━━━ RECORD EXCERPTS

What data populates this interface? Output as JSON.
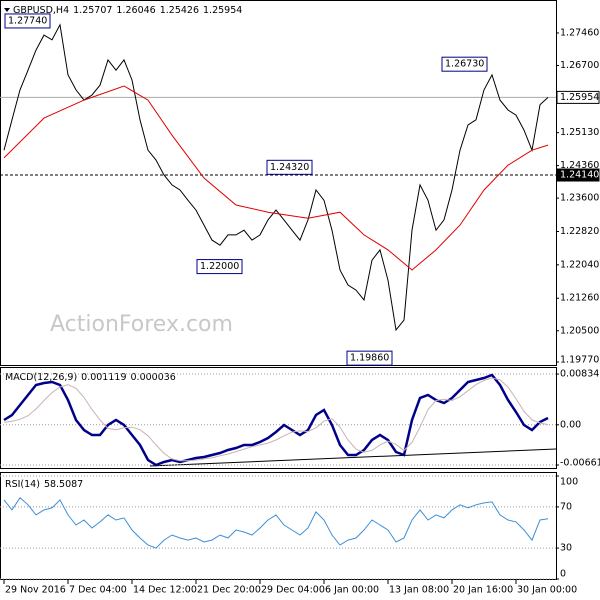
{
  "chart_data": [
    {
      "type": "line",
      "symbol": "GBPUSD,H4",
      "open": 1.25707,
      "high": 1.26046,
      "low": 1.25426,
      "watermark": "ActionForex.com",
      "xlim": [
        -0.5,
        69
      ],
      "ylim": [
        1.197,
        1.2823
      ],
      "yticks": [
        {
          "value": 1.2746,
          "label": "1.27460"
        },
        {
          "value": 1.267,
          "label": "1.26700"
        },
        {
          "value": 1.2513,
          "label": "1.25130"
        },
        {
          "value": 1.2436,
          "label": "1.24360"
        },
        {
          "value": 1.236,
          "label": "1.23600"
        },
        {
          "value": 1.2282,
          "label": "1.22820"
        },
        {
          "value": 1.2204,
          "label": "1.22040"
        },
        {
          "value": 1.2126,
          "label": "1.21260"
        },
        {
          "value": 1.205,
          "label": "1.20500"
        },
        {
          "value": 1.1977,
          "label": "1.19770"
        }
      ],
      "hlines": [
        {
          "value": 1.25954,
          "style": "solid"
        },
        {
          "value": 1.2414,
          "label": "1.24140",
          "style": "dashed"
        }
      ],
      "annotations": [
        {
          "value": 1.2774,
          "label": "1.27740"
        },
        {
          "value": 1.2673,
          "label": "1.26730"
        },
        {
          "value": 1.2432,
          "label": "1.24320"
        },
        {
          "value": 1.22,
          "label": "1.22000"
        },
        {
          "value": 1.1986,
          "label": "1.19860"
        }
      ],
      "series": [
        {
          "color": "#000000",
          "values": [
            1.2472,
            1.2543,
            1.2613,
            1.2659,
            1.2706,
            1.2741,
            1.273,
            1.2765,
            1.2648,
            1.2613,
            1.2589,
            1.2601,
            1.2624,
            1.2683,
            1.2659,
            1.2683,
            1.2636,
            1.2543,
            1.2472,
            1.2449,
            1.2414,
            1.2391,
            1.2379,
            1.2355,
            1.2332,
            1.2297,
            1.2262,
            1.225,
            1.2274,
            1.2274,
            1.2285,
            1.2262,
            1.2274,
            1.2309,
            1.2332,
            1.2309,
            1.2285,
            1.2262,
            1.2309,
            1.2379,
            1.2355,
            1.2285,
            1.2192,
            1.2157,
            1.2145,
            1.2122,
            1.2215,
            1.2239,
            1.2168,
            1.2052,
            1.2075,
            1.2285,
            1.2391,
            1.2355,
            1.2285,
            1.2309,
            1.2379,
            1.2472,
            1.2531,
            1.2543,
            1.2613,
            1.2648,
            1.2589,
            1.2566,
            1.2554,
            1.2519,
            1.2472,
            1.2578,
            1.25954
          ]
        },
        {
          "color": "#e00000",
          "x": [
            0,
            5,
            10,
            15,
            18,
            21,
            25,
            29,
            33,
            38,
            42,
            45,
            48,
            51,
            54,
            57,
            60,
            63,
            66,
            68
          ],
          "values": [
            1.2454,
            1.2547,
            1.2589,
            1.2622,
            1.2589,
            1.2507,
            1.2407,
            1.2344,
            1.2327,
            1.2313,
            1.2327,
            1.2274,
            1.2239,
            1.2192,
            1.2239,
            1.2297,
            1.2379,
            1.2437,
            1.2472,
            1.2484
          ]
        }
      ]
    },
    {
      "type": "line",
      "title": "MACD(12,26,9)",
      "xlim": [
        -0.5,
        69
      ],
      "ylim": [
        -0.0071,
        0.0095
      ],
      "yticks": [
        0.008341,
        {
          "value": 0,
          "label": "0.00"
        },
        -0.00661
      ],
      "grid": true,
      "series": [
        {
          "color": "#00008b",
          "values": [
            0.00079,
            0.00161,
            0.00325,
            0.0049,
            0.00654,
            0.00687,
            0.00703,
            0.00654,
            0.00407,
            0.00079,
            -0.00085,
            -0.00168,
            -0.00168,
            -3e-05,
            0.00079,
            -3e-05,
            -0.00168,
            -0.00332,
            -0.00578,
            -0.0066,
            -0.00611,
            -0.00578,
            -0.00611,
            -0.00578,
            -0.00545,
            -0.00529,
            -0.00496,
            -0.00463,
            -0.00414,
            -0.00381,
            -0.00332,
            -0.00332,
            -0.00283,
            -0.00217,
            -0.00118,
            -3e-05,
            -0.00085,
            -0.00168,
            -0.00085,
            0.00161,
            0.00243,
            -3e-05,
            -0.00332,
            -0.00496,
            -0.00496,
            -0.00414,
            -0.0025,
            -0.00168,
            -0.0025,
            -0.00447,
            -0.00496,
            0.00079,
            0.0044,
            0.0049,
            0.00407,
            0.00358,
            0.0044,
            0.00572,
            0.00703,
            0.00736,
            0.00769,
            0.00818,
            0.00654,
            0.00407,
            0.0021,
            -3e-05,
            -0.00085,
            0.00046,
            0.001119
          ]
        },
        {
          "color": "#c9b3b3",
          "values": [
            0.0004,
            0.0006,
            0.0009,
            0.0015,
            0.0026,
            0.004,
            0.0053,
            0.0062,
            0.0066,
            0.006,
            0.0045,
            0.0025,
            0.0008,
            -0.0006,
            -0.0008,
            -0.0005,
            -0.0004,
            -0.0008,
            -0.0018,
            -0.0033,
            -0.0047,
            -0.0056,
            -0.0059,
            -0.0059,
            -0.0058,
            -0.0056,
            -0.0054,
            -0.0051,
            -0.0048,
            -0.0044,
            -0.004,
            -0.0036,
            -0.0033,
            -0.003,
            -0.0025,
            -0.0018,
            -0.0012,
            -0.001,
            -0.0011,
            -0.0005,
            0.0006,
            0.001,
            -0.0004,
            -0.0025,
            -0.004,
            -0.0045,
            -0.0042,
            -0.0033,
            -0.0027,
            -0.0032,
            -0.0042,
            -0.0029,
            -0.0004,
            0.0025,
            0.004,
            0.0042,
            0.004,
            0.0046,
            0.0056,
            0.0066,
            0.0073,
            0.0077,
            0.0074,
            0.0062,
            0.0043,
            0.0022,
            0.0008,
            0.0003,
            3.6e-05
          ]
        }
      ]
    },
    {
      "type": "line",
      "title": "RSI(14)",
      "xlim": [
        -0.5,
        69
      ],
      "ylim": [
        0,
        100
      ],
      "yticks": [
        100,
        70,
        30,
        0
      ],
      "grid": true,
      "xticks": [
        {
          "value": 0,
          "label": "29 Nov 2016"
        },
        {
          "value": 8,
          "label": "7 Dec 04:00"
        },
        {
          "value": 16,
          "label": "14 Dec 12:00"
        },
        {
          "value": 24,
          "label": "21 Dec 20:00"
        },
        {
          "value": 32,
          "label": "29 Dec 04:00"
        },
        {
          "value": 40,
          "label": "6 Jan 00:00"
        },
        {
          "value": 48,
          "label": "13 Jan 08:00"
        },
        {
          "value": 56,
          "label": "20 Jan 16:00"
        },
        {
          "value": 64,
          "label": "30 Jan 00:00"
        }
      ],
      "series": [
        {
          "color": "#3d8fd6",
          "values": [
            76.8,
            67.1,
            78.8,
            72,
            62.2,
            67.1,
            69,
            76.8,
            62.2,
            52.4,
            57.3,
            49.5,
            55.4,
            62.2,
            57.3,
            59.3,
            47.6,
            39.8,
            33,
            30,
            37.8,
            42.7,
            39.8,
            37.8,
            39.8,
            35.9,
            37.8,
            42.7,
            39.8,
            47.6,
            45.6,
            42.7,
            49.5,
            57.3,
            62.2,
            52.4,
            47.6,
            42.7,
            49.5,
            65.1,
            57.3,
            42.7,
            33,
            37.8,
            39.8,
            47.6,
            57.3,
            52.4,
            47.6,
            35.9,
            39.8,
            57.3,
            67.1,
            57.3,
            62.2,
            59.3,
            67.1,
            72,
            69,
            72,
            73.9,
            74.9,
            62.2,
            57.3,
            55.4,
            47.6,
            37.8,
            57.3,
            58.5087
          ]
        }
      ]
    }
  ]
}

━━━━━━

STATED TASK. Look through the records and gather each line with the word "color".

OUTPUT FOR THIS TASK.
          "color": "#000000",
          "color": "#e00000",
          "color": "#00008b",
          "color": "#c9b3b3",
          "color": "#3d8fd6",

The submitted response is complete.